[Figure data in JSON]
* * * *

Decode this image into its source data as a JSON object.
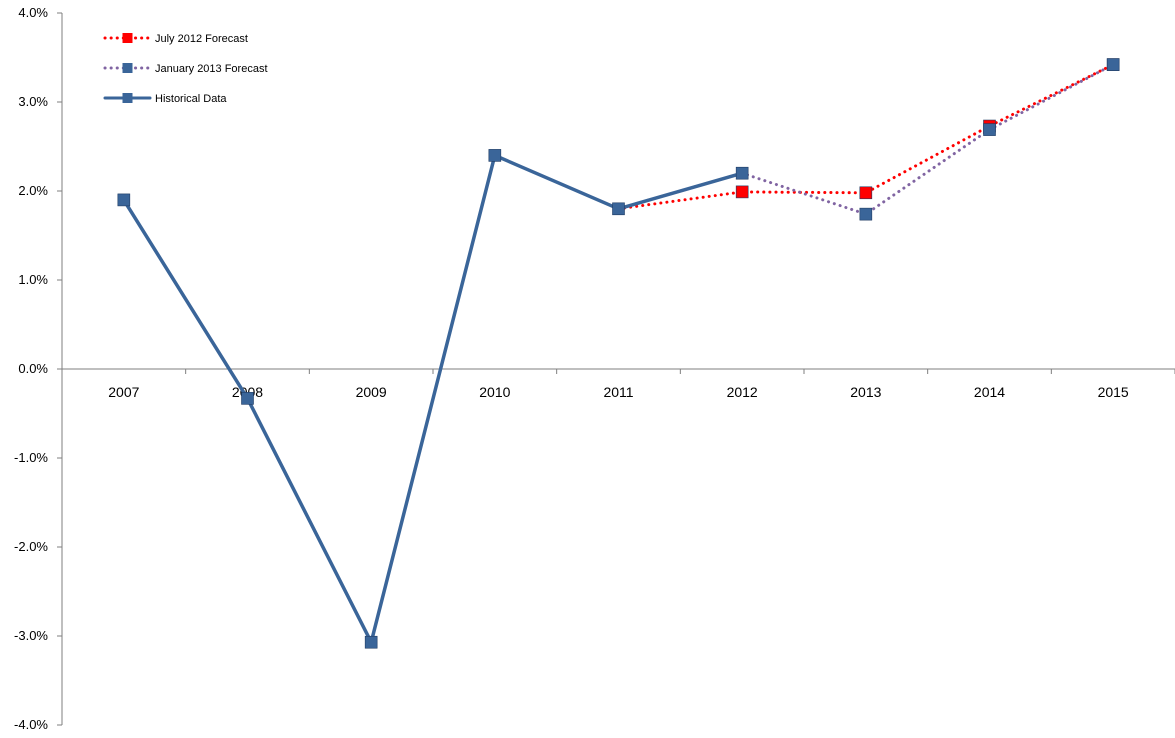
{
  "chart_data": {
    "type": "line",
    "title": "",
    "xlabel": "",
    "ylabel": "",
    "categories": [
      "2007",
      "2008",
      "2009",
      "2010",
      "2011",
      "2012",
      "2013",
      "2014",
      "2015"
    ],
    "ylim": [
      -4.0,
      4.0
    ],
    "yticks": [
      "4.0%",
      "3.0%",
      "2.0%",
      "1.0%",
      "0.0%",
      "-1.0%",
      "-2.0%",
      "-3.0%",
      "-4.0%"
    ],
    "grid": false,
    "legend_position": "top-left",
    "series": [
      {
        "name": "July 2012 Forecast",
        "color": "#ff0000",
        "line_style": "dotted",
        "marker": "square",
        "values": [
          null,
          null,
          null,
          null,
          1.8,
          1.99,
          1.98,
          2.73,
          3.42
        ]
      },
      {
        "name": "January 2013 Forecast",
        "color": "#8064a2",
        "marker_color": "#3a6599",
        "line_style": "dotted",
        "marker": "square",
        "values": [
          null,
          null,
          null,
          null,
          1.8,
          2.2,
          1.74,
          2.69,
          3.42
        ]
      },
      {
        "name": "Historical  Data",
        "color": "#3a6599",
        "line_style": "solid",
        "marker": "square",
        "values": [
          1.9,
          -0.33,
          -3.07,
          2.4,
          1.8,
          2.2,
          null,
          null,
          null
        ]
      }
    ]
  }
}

* * * *

— REQUIREMENTS —
Every record above should be written out again exactly; the pictures stay out of the copy.

— TASK ANSWER —
Decode this image into its source data as a JSON object.
{
  "chart_data": {
    "type": "line",
    "title": "",
    "xlabel": "",
    "ylabel": "",
    "categories": [
      "2007",
      "2008",
      "2009",
      "2010",
      "2011",
      "2012",
      "2013",
      "2014",
      "2015"
    ],
    "ylim": [
      -4.0,
      4.0
    ],
    "yticks": [
      "4.0%",
      "3.0%",
      "2.0%",
      "1.0%",
      "0.0%",
      "-1.0%",
      "-2.0%",
      "-3.0%",
      "-4.0%"
    ],
    "grid": false,
    "legend_position": "top-left",
    "series": [
      {
        "name": "July 2012 Forecast",
        "color": "#ff0000",
        "line_style": "dotted",
        "marker": "square",
        "values": [
          null,
          null,
          null,
          null,
          1.8,
          1.99,
          1.98,
          2.73,
          3.42
        ]
      },
      {
        "name": "January 2013 Forecast",
        "color": "#8064a2",
        "marker_color": "#3a6599",
        "line_style": "dotted",
        "marker": "square",
        "values": [
          null,
          null,
          null,
          null,
          1.8,
          2.2,
          1.74,
          2.69,
          3.42
        ]
      },
      {
        "name": "Historical  Data",
        "color": "#3a6599",
        "line_style": "solid",
        "marker": "square",
        "values": [
          1.9,
          -0.33,
          -3.07,
          2.4,
          1.8,
          2.2,
          null,
          null,
          null
        ]
      }
    ]
  }
}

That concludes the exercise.